=== Exercise goal ===
Extract the text of every entry below exactly; leave images out.

>> Start Given data

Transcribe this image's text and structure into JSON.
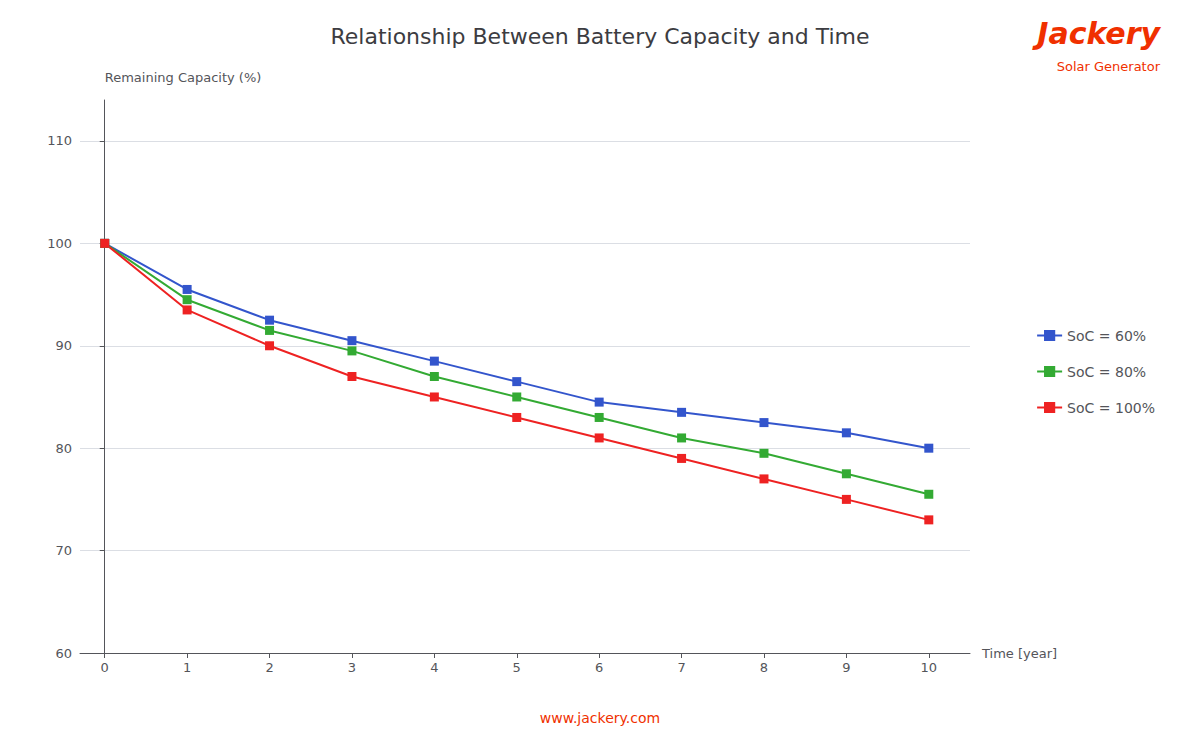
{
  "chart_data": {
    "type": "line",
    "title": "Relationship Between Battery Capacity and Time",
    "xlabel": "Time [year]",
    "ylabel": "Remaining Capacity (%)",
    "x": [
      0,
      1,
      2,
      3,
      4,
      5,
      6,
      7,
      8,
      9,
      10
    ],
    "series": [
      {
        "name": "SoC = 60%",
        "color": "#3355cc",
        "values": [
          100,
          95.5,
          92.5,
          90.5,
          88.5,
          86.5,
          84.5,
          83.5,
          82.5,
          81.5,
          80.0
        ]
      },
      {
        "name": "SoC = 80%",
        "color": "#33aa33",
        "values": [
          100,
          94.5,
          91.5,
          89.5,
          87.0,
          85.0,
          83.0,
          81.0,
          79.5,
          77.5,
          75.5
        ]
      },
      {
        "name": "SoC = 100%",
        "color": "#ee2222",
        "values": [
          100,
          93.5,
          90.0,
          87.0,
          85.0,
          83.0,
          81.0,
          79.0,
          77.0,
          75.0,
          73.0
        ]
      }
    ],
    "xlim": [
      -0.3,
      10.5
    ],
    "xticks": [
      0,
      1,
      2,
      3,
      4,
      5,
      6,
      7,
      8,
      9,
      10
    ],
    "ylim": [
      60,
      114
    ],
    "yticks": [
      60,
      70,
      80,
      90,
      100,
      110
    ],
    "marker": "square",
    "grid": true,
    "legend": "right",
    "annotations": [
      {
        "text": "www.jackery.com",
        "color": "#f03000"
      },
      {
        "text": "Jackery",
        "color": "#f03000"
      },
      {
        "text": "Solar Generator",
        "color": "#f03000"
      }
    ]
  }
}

>> End Given data

=== The completed task ===
Transcribe this image's text and structure into JSON.
{
  "chart_data": {
    "type": "line",
    "title": "Relationship Between Battery Capacity and Time",
    "xlabel": "Time [year]",
    "ylabel": "Remaining Capacity (%)",
    "x": [
      0,
      1,
      2,
      3,
      4,
      5,
      6,
      7,
      8,
      9,
      10
    ],
    "series": [
      {
        "name": "SoC = 60%",
        "color": "#3355cc",
        "values": [
          100,
          95.5,
          92.5,
          90.5,
          88.5,
          86.5,
          84.5,
          83.5,
          82.5,
          81.5,
          80.0
        ]
      },
      {
        "name": "SoC = 80%",
        "color": "#33aa33",
        "values": [
          100,
          94.5,
          91.5,
          89.5,
          87.0,
          85.0,
          83.0,
          81.0,
          79.5,
          77.5,
          75.5
        ]
      },
      {
        "name": "SoC = 100%",
        "color": "#ee2222",
        "values": [
          100,
          93.5,
          90.0,
          87.0,
          85.0,
          83.0,
          81.0,
          79.0,
          77.0,
          75.0,
          73.0
        ]
      }
    ],
    "xlim": [
      -0.3,
      10.5
    ],
    "xticks": [
      0,
      1,
      2,
      3,
      4,
      5,
      6,
      7,
      8,
      9,
      10
    ],
    "ylim": [
      60,
      114
    ],
    "yticks": [
      60,
      70,
      80,
      90,
      100,
      110
    ],
    "marker": "square",
    "grid": true,
    "legend": "right",
    "annotations": [
      {
        "text": "www.jackery.com",
        "color": "#f03000"
      },
      {
        "text": "Jackery",
        "color": "#f03000"
      },
      {
        "text": "Solar Generator",
        "color": "#f03000"
      }
    ]
  }
}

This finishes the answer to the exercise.